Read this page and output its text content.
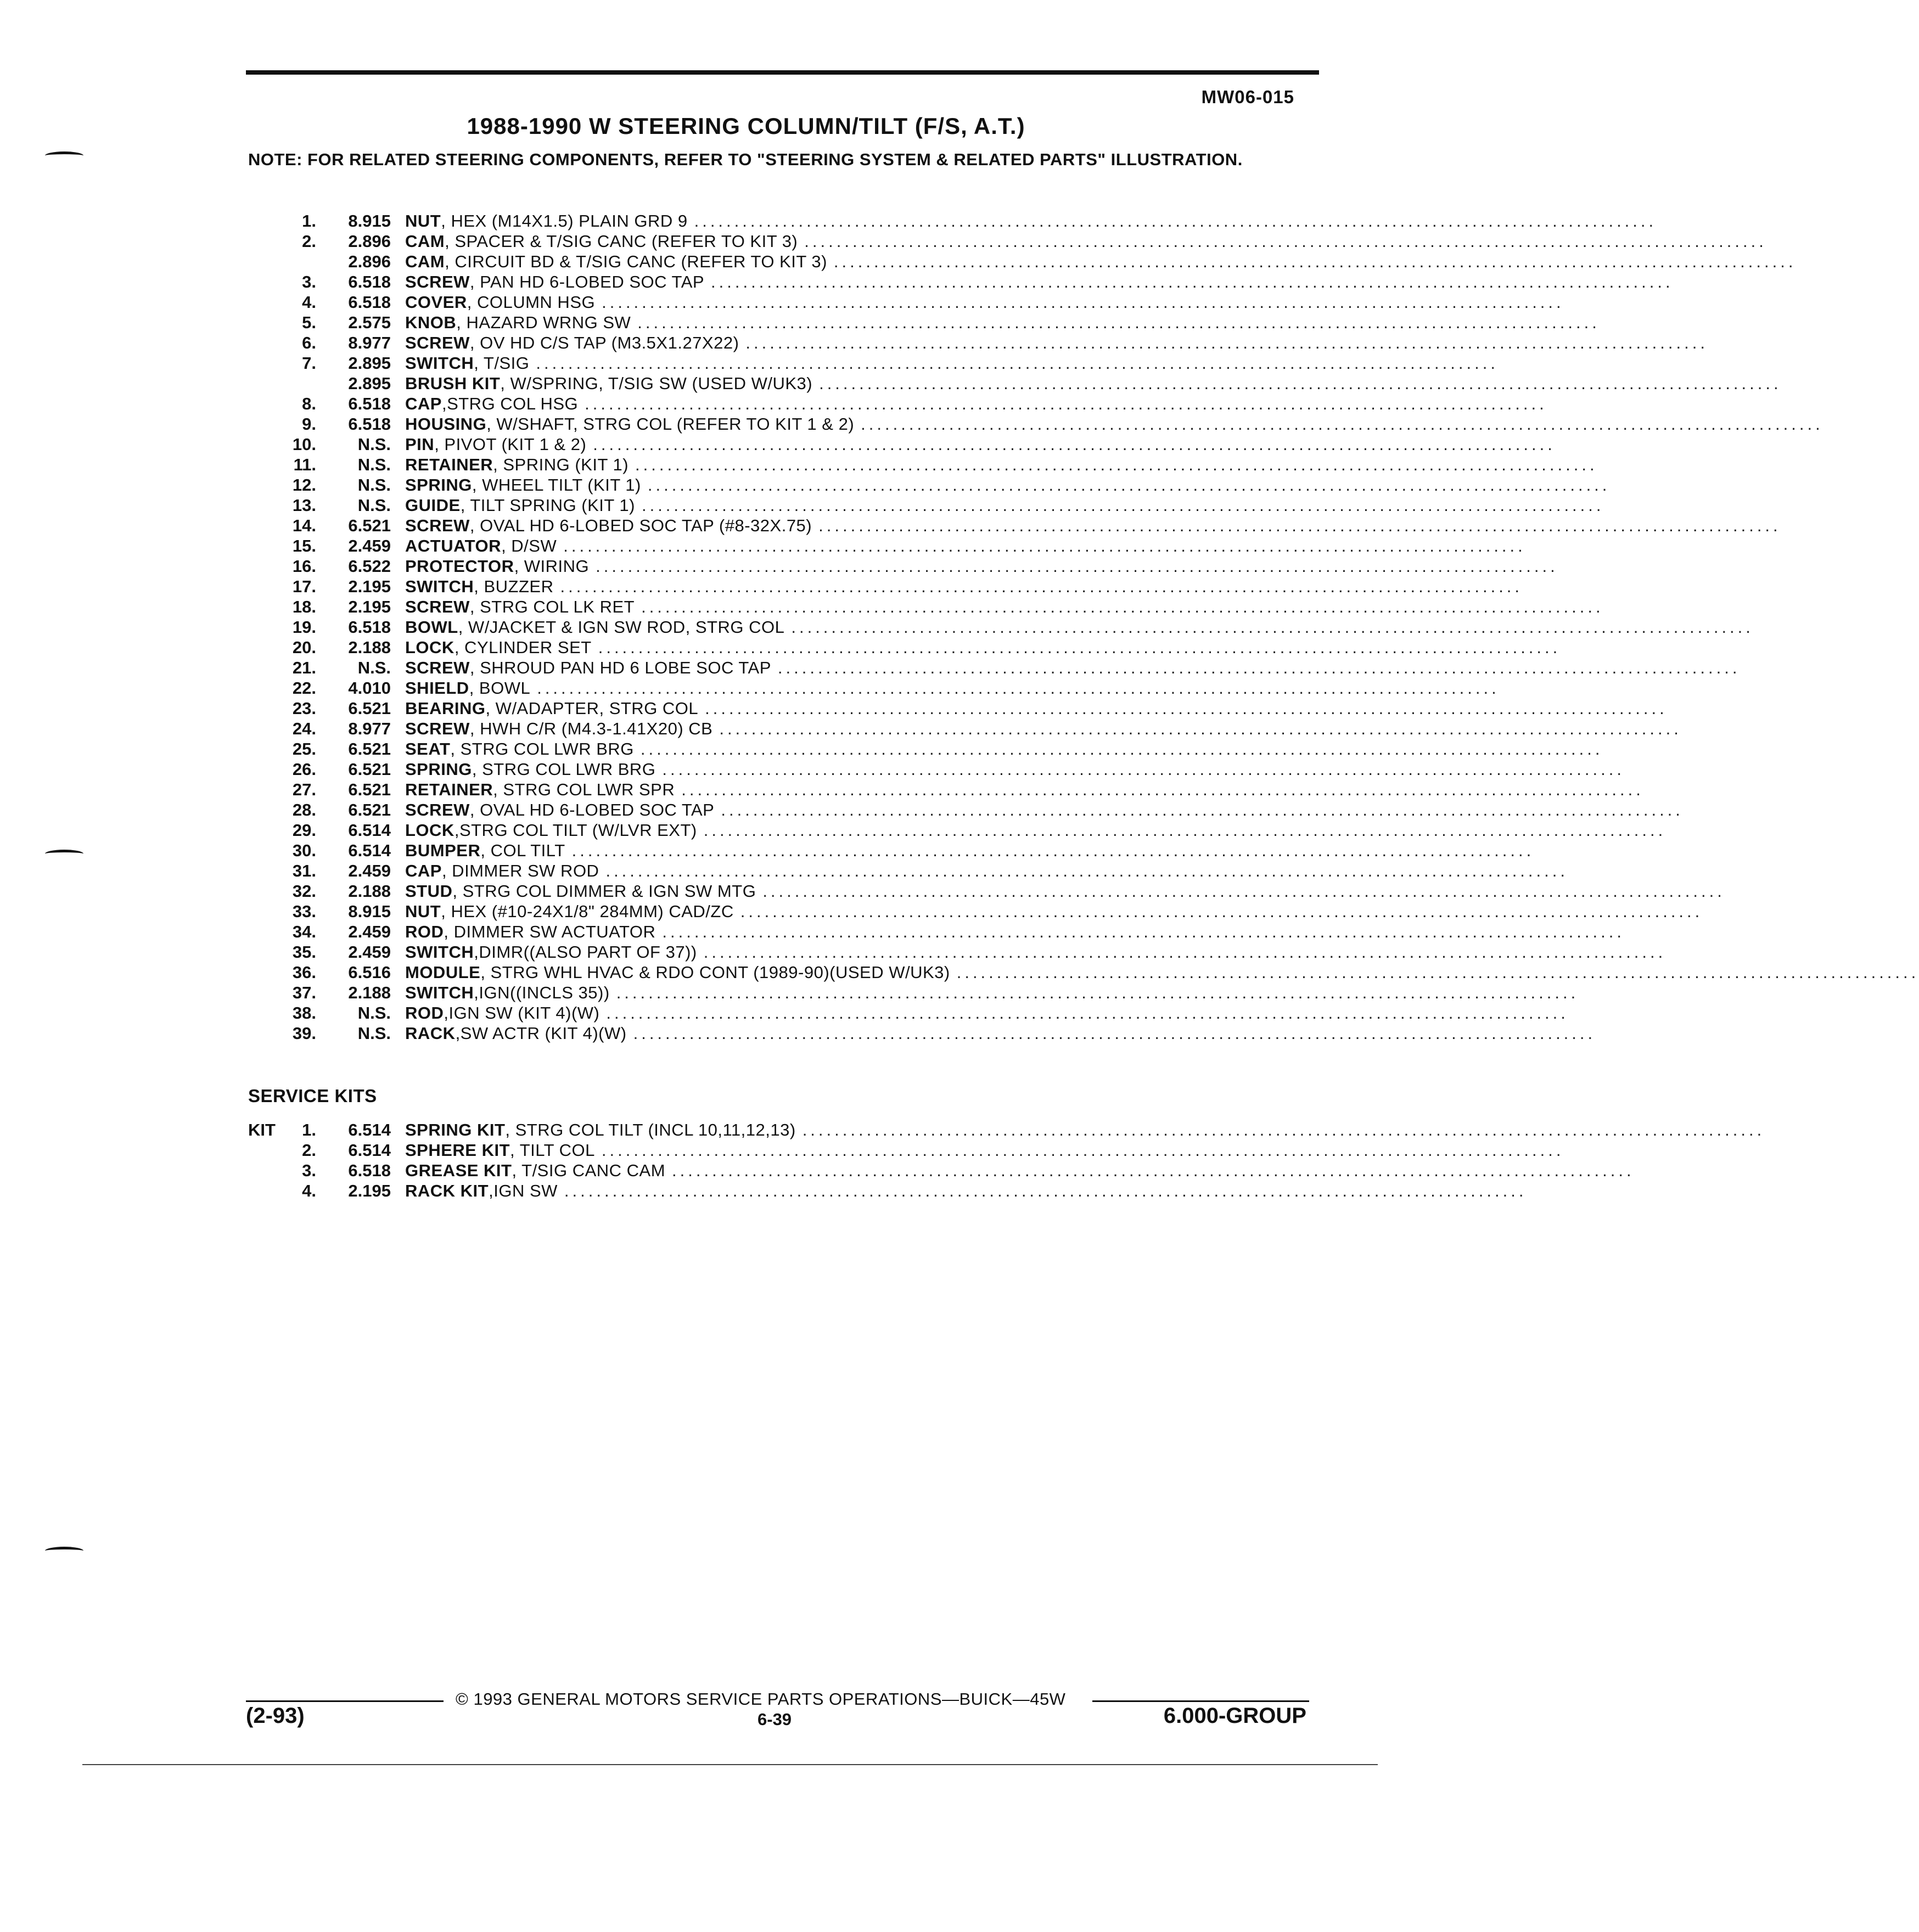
MW06-015
1988-1990 W STEERING COLUMN/TILT (F/S, A.T.)
NOTE: FOR RELATED STEERING COMPONENTS, REFER TO "STEERING SYSTEM & RELATED PARTS" ILLUSTRATION.
1.	8.915 NUT, HEX (M14X1.5) PLAIN GRD 9 ........................................................................................................................
2.	2.896 CAM, SPACER & T/SIG CANC (REFER TO KIT 3) ........................................................................................................................
2.896 CAM, CIRCUIT BD & T/SIG CANC (REFER TO KIT 3) ........................................................................................................................
3.	6.518 SCREW, PAN HD 6-LOBED SOC TAP ........................................................................................................................
4.	6.518 COVER, COLUMN HSG ........................................................................................................................
5.	2.575 KNOB, HAZARD WRNG SW ........................................................................................................................
6.	8.977 SCREW, OV HD C/S TAP (M3.5X1.27X22) ........................................................................................................................
7.	2.895 SWITCH, T/SIG ........................................................................................................................
2.895 BRUSH KIT, W/SPRING, T/SIG SW (USED W/UK3) ........................................................................................................................
8.	6.518 CAP,STRG COL HSG ........................................................................................................................
9.	6.518 HOUSING, W/SHAFT, STRG COL (REFER TO KIT 1 & 2) ........................................................................................................................
10.	N.S. PIN, PIVOT (KIT 1 & 2) ........................................................................................................................
11.	N.S. RETAINER, SPRING (KIT 1) ........................................................................................................................
12.	N.S. SPRING, WHEEL TILT (KIT 1) ........................................................................................................................
13.	N.S. GUIDE, TILT SPRING (KIT 1) ........................................................................................................................
14.	6.521 SCREW, OVAL HD 6-LOBED SOC TAP (#8-32X.75) ........................................................................................................................
15.	2.459 ACTUATOR, D/SW ........................................................................................................................
16.	6.522 PROTECTOR, WIRING ........................................................................................................................
17.	2.195 SWITCH, BUZZER ........................................................................................................................
18.	2.195 SCREW, STRG COL LK RET ........................................................................................................................
19.	6.518 BOWL, W/JACKET & IGN SW ROD, STRG COL ........................................................................................................................
20.	2.188 LOCK, CYLINDER SET ........................................................................................................................
21.	N.S. SCREW, SHROUD PAN HD 6 LOBE SOC TAP ........................................................................................................................
22.	4.010 SHIELD, BOWL ........................................................................................................................
23.	6.521 BEARING, W/ADAPTER, STRG COL ........................................................................................................................
24.	8.977 SCREW, HWH C/R (M4.3-1.41X20) CB ........................................................................................................................
25.	6.521 SEAT, STRG COL LWR BRG ........................................................................................................................
26.	6.521 SPRING, STRG COL LWR BRG ........................................................................................................................
27.	6.521 RETAINER, STRG COL LWR SPR ........................................................................................................................
28.	6.521 SCREW, OVAL HD 6-LOBED SOC TAP ........................................................................................................................
29.	6.514 LOCK,STRG COL TILT (W/LVR EXT) ........................................................................................................................
30.	6.514 BUMPER, COL TILT ........................................................................................................................
31.	2.459 CAP, DIMMER SW ROD ........................................................................................................................
32.	2.188 STUD, STRG COL DIMMER & IGN SW MTG ........................................................................................................................
33.	8.915 NUT, HEX (#10-24X1/8" 284MM) CAD/ZC ........................................................................................................................
34.	2.459 ROD, DIMMER SW ACTUATOR ........................................................................................................................
35.	2.459 SWITCH,DIMR((ALSO PART OF 37)) ........................................................................................................................
36.	6.516 MODULE, STRG WHL HVAC & RDO CONT (1989-90)(USED W/UK3) ........................................................................................................................
37.	2.188 SWITCH,IGN((INCLS 35)) ........................................................................................................................
38.	N.S. ROD,IGN SW (KIT 4)(W) ........................................................................................................................
39.	N.S. RACK,SW ACTR (KIT 4)(W) ........................................................................................................................
SERVICE KITS
KIT	1.	6.514 SPRING KIT, STRG COL TILT (INCL 10,11,12,13) ........................................................................................................................
2.	6.514 SPHERE KIT, TILT COL ........................................................................................................................
3.	6.518 GREASE KIT, T/SIG CANC CAM ........................................................................................................................
4.	2.195 RACK KIT,IGN SW ........................................................................................................................
© 1993 GENERAL MOTORS SERVICE PARTS OPERATIONS—BUICK—45W
(2-93)	6-39	6.000-GROUP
....
Your copy should match the entries exactly, minus the pictures.

Reply:
Read this page and output its text content.
MW06-015
1988-1990 W STEERING COLUMN/TILT (F/S, A.T.)
NOTE: FOR RELATED STEERING COMPONENTS, REFER TO "STEERING SYSTEM & RELATED PARTS" ILLUSTRATION.
1.	8.915 NUT, HEX (M14X1.5) PLAIN GRD 9 ........................................................................................................................
2.	2.896 CAM, SPACER & T/SIG CANC (REFER TO KIT 3) ........................................................................................................................
2.896 CAM, CIRCUIT BD & T/SIG CANC (REFER TO KIT 3) ........................................................................................................................
3.	6.518 SCREW, PAN HD 6-LOBED SOC TAP ........................................................................................................................
4.	6.518 COVER, COLUMN HSG ........................................................................................................................
5.	2.575 KNOB, HAZARD WRNG SW ........................................................................................................................
6.	8.977 SCREW, OV HD C/S TAP (M3.5X1.27X22) ........................................................................................................................
7.	2.895 SWITCH, T/SIG ........................................................................................................................
2.895 BRUSH KIT, W/SPRING, T/SIG SW (USED W/UK3) ........................................................................................................................
8.	6.518 CAP,STRG COL HSG ........................................................................................................................
9.	6.518 HOUSING, W/SHAFT, STRG COL (REFER TO KIT 1 & 2) ........................................................................................................................
10.	N.S. PIN, PIVOT (KIT 1 & 2) ........................................................................................................................
11.	N.S. RETAINER, SPRING (KIT 1) ........................................................................................................................
12.	N.S. SPRING, WHEEL TILT (KIT 1) ........................................................................................................................
13.	N.S. GUIDE, TILT SPRING (KIT 1) ........................................................................................................................
14.	6.521 SCREW, OVAL HD 6-LOBED SOC TAP (#8-32X.75) ........................................................................................................................
15.	2.459 ACTUATOR, D/SW ........................................................................................................................
16.	6.522 PROTECTOR, WIRING ........................................................................................................................
17.	2.195 SWITCH, BUZZER ........................................................................................................................
18.	2.195 SCREW, STRG COL LK RET ........................................................................................................................
19.	6.518 BOWL, W/JACKET & IGN SW ROD, STRG COL ........................................................................................................................
20.	2.188 LOCK, CYLINDER SET ........................................................................................................................
21.	N.S. SCREW, SHROUD PAN HD 6 LOBE SOC TAP ........................................................................................................................
22.	4.010 SHIELD, BOWL ........................................................................................................................
23.	6.521 BEARING, W/ADAPTER, STRG COL ........................................................................................................................
24.	8.977 SCREW, HWH C/R (M4.3-1.41X20) CB ........................................................................................................................
25.	6.521 SEAT, STRG COL LWR BRG ........................................................................................................................
26.	6.521 SPRING, STRG COL LWR BRG ........................................................................................................................
27.	6.521 RETAINER, STRG COL LWR SPR ........................................................................................................................
28.	6.521 SCREW, OVAL HD 6-LOBED SOC TAP ........................................................................................................................
29.	6.514 LOCK,STRG COL TILT (W/LVR EXT) ........................................................................................................................
30.	6.514 BUMPER, COL TILT ........................................................................................................................
31.	2.459 CAP, DIMMER SW ROD ........................................................................................................................
32.	2.188 STUD, STRG COL DIMMER & IGN SW MTG ........................................................................................................................
33.	8.915 NUT, HEX (#10-24X1/8" 284MM) CAD/ZC ........................................................................................................................
34.	2.459 ROD, DIMMER SW ACTUATOR ........................................................................................................................
35.	2.459 SWITCH,DIMR((ALSO PART OF 37)) ........................................................................................................................
36.	6.516 MODULE, STRG WHL HVAC & RDO CONT (1989-90)(USED W/UK3) ........................................................................................................................
37.	2.188 SWITCH,IGN((INCLS 35)) ........................................................................................................................
38.	N.S. ROD,IGN SW (KIT 4)(W) ........................................................................................................................
39.	N.S. RACK,SW ACTR (KIT 4)(W) ........................................................................................................................
SERVICE KITS
KIT	1.	6.514 SPRING KIT, STRG COL TILT (INCL 10,11,12,13) ........................................................................................................................
2.	6.514 SPHERE KIT, TILT COL ........................................................................................................................
3.	6.518 GREASE KIT, T/SIG CANC CAM ........................................................................................................................
4.	2.195 RACK KIT,IGN SW ........................................................................................................................
© 1993 GENERAL MOTORS SERVICE PARTS OPERATIONS—BUICK—45W
(2-93)	6-39	6.000-GROUP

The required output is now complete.